** INSTRUCTION **
Return all lines below containing the word "Environmental".

(Records from a data source)
— start —
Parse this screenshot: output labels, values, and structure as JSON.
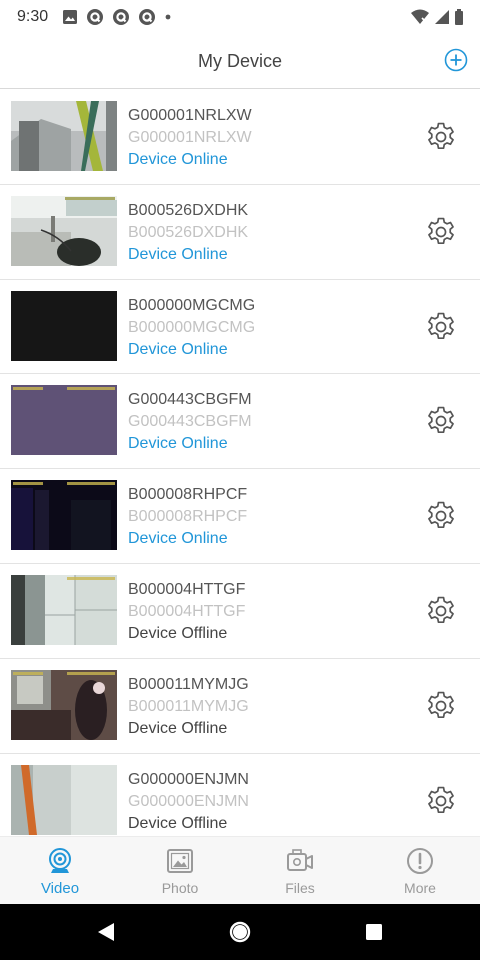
{
  "status_bar": {
    "time": "9:30",
    "left_icons": [
      "image-icon",
      "q-app-icon",
      "q-app-icon",
      "q-app-icon",
      "dot-icon"
    ],
    "right_icons": [
      "wifi-x-icon",
      "signal-icon",
      "battery-icon"
    ]
  },
  "header": {
    "title": "My Device",
    "add_icon": "add-circle-icon"
  },
  "devices": [
    {
      "name": "G000001NRLXW",
      "sub": "G000001NRLXW",
      "status": "Device Online",
      "online": true,
      "thumb": "thumb-1"
    },
    {
      "name": "B000526DXDHK",
      "sub": "B000526DXDHK",
      "status": "Device Online",
      "online": true,
      "thumb": "thumb-2"
    },
    {
      "name": "B000000MGCMG",
      "sub": "B000000MGCMG",
      "status": "Device Online",
      "online": true,
      "thumb": "thumb-3"
    },
    {
      "name": "G000443CBGFM",
      "sub": "G000443CBGFM",
      "status": "Device Online",
      "online": true,
      "thumb": "thumb-4"
    },
    {
      "name": "B000008RHPCF",
      "sub": "B000008RHPCF",
      "status": "Device Online",
      "online": true,
      "thumb": "thumb-5"
    },
    {
      "name": "B000004HTTGF",
      "sub": "B000004HTTGF",
      "status": "Device Offline",
      "online": false,
      "thumb": "thumb-6"
    },
    {
      "name": "B000011MYMJG",
      "sub": "B000011MYMJG",
      "status": "Device Offline",
      "online": false,
      "thumb": "thumb-7"
    },
    {
      "name": "G000000ENJMN",
      "sub": "G000000ENJMN",
      "status": "Device Offline",
      "online": false,
      "thumb": "thumb-8"
    }
  ],
  "tabs": [
    {
      "label": "Video",
      "icon": "webcam-icon",
      "active": true
    },
    {
      "label": "Photo",
      "icon": "photo-icon",
      "active": false
    },
    {
      "label": "Files",
      "icon": "camera-files-icon",
      "active": false
    },
    {
      "label": "More",
      "icon": "info-circle-icon",
      "active": false
    }
  ],
  "colors": {
    "accent": "#2196d8",
    "offline_text": "#444444",
    "sub_text": "#c2c2c2",
    "tab_inactive": "#9a9a9a"
  }
}
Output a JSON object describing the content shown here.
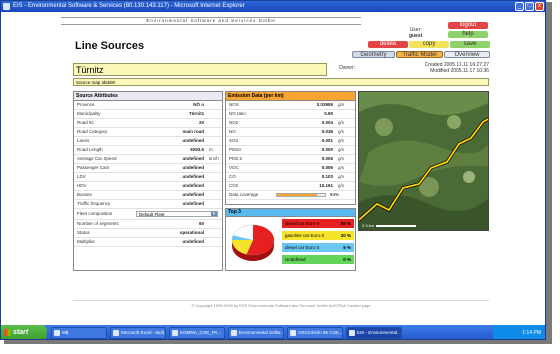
{
  "window": {
    "title": "EIS - Environmental Software & Services (80.130.143.117) - Microsoft Internet Explorer",
    "min_glyph": "_",
    "max_glyph": "□",
    "close_glyph": "x"
  },
  "page": {
    "banner": "Environmental Software and Services GmbH",
    "title": "Line Sources",
    "user_label": "User:",
    "user_name": "guest"
  },
  "buttons": {
    "logout": "logout",
    "help": "help",
    "delete": "delete",
    "copy": "copy",
    "save": "save",
    "geometry": "Geometry",
    "traffic_model": "Traffic Model",
    "overview": "Overview"
  },
  "source": {
    "name": "Türnitz",
    "owner_label": "Owner:",
    "created": "Created 2005.11.11 16:27:27",
    "modified": "Modified 2005.11.17 10:36",
    "source_text": "Source map Ids600"
  },
  "attributes": {
    "header": "Source Attributes",
    "rows": [
      {
        "label": "Province",
        "value": "NÖ u",
        "unit": ""
      },
      {
        "label": "Municipality",
        "value": "Türnitz",
        "unit": ""
      },
      {
        "label": "Road ID",
        "value": "20",
        "unit": ""
      },
      {
        "label": "Road Category",
        "value": "main road",
        "unit": ""
      },
      {
        "label": "Lanes",
        "value": "undefined",
        "unit": ""
      },
      {
        "label": "Road Length",
        "value": "9293.5",
        "unit": "m"
      },
      {
        "label": "Average Car Speed",
        "value": "undefined",
        "unit": "km/h"
      },
      {
        "label": "Passenger Cars",
        "value": "undefined",
        "unit": ""
      },
      {
        "label": "LDV",
        "value": "undefined",
        "unit": ""
      },
      {
        "label": "HDV",
        "value": "undefined",
        "unit": ""
      },
      {
        "label": "Busses",
        "value": "undefined",
        "unit": ""
      },
      {
        "label": "Traffic frequency",
        "value": "undefined",
        "unit": ""
      }
    ],
    "fleet_label": "Fleet composition",
    "fleet_value": "Default Fleet",
    "rows2": [
      {
        "label": "Number of segments",
        "value": "60",
        "unit": ""
      },
      {
        "label": "Status",
        "value": "operational",
        "unit": ""
      },
      {
        "label": "Multiplier",
        "value": "undefined",
        "unit": ""
      }
    ]
  },
  "emissions": {
    "header": "Emission Data (per km)",
    "rows": [
      {
        "label": "NOX",
        "value": "0.03955",
        "unit": "g/s"
      },
      {
        "label": "NO ratio",
        "value": "0.90",
        "unit": ""
      },
      {
        "label": "NO2",
        "value": "0.004",
        "unit": "g/s"
      },
      {
        "label": "NO",
        "value": "0.036",
        "unit": "g/s"
      },
      {
        "label": "SO2",
        "value": "0.001",
        "unit": "g/s"
      },
      {
        "label": "PM10",
        "value": "0.000",
        "unit": "g/s"
      },
      {
        "label": "PM2.5",
        "value": "0.006",
        "unit": "g/s"
      },
      {
        "label": "VOC",
        "value": "0.006",
        "unit": "g/s"
      },
      {
        "label": "CO",
        "value": "0.103",
        "unit": "g/s"
      },
      {
        "label": "CO2",
        "value": "15.161",
        "unit": "g/s"
      }
    ],
    "coverage_label": "Data coverage",
    "coverage_pct": 84,
    "coverage_text": "84%"
  },
  "top3": {
    "header": "Top 3",
    "items": [
      {
        "name": "diesel car Euro-4",
        "pct": 55,
        "pct_text": "55 %",
        "color": "#e62020"
      },
      {
        "name": "gasoline car Euro-3",
        "pct": 20,
        "pct_text": "20 %",
        "color": "#f5e42a"
      },
      {
        "name": "diesel car Euro-3",
        "pct": 5,
        "pct_text": "5 %",
        "color": "#6ac6f2"
      },
      {
        "name": "Undefined",
        "pct": 0,
        "pct_text": "0 %",
        "color": "#62d45a"
      }
    ],
    "remainder_color": "#ffffff"
  },
  "map": {
    "scale_text": "0.3 km"
  },
  "footer": "© Copyright 1995-2005 by ESS Environmental Software and Services GmbH AUSTRIA Cached page",
  "taskbar": {
    "start": "start",
    "tasks": [
      "M$",
      "Microsoft Excel - lauft...",
      "KOMMA_COE_PA...",
      "Environmental Softw...",
      "AGC/Airinfo 85 CO5...",
      "EIS - Environmental..."
    ],
    "clock": "1:14 PM"
  },
  "colors": {
    "accent_orange": "#f6a534",
    "top3_blue": "#59b8ec",
    "name_yellow": "#fbf7b8",
    "road_yellow": "#ffd400"
  }
}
— end —
** COMPLETE ANSWER **
    "title": "EIS - Environmental Software & Services (80.130.143.117) - Microsoft Internet Explorer",
    "banner": "Environmental Software and Services GmbH",
  "footer": "© Copyright 1995-2005 by ESS Environmental Software and Services GmbH AUSTRIA Cached page",
      "Environmental Softw...",
      "EIS - Environmental..."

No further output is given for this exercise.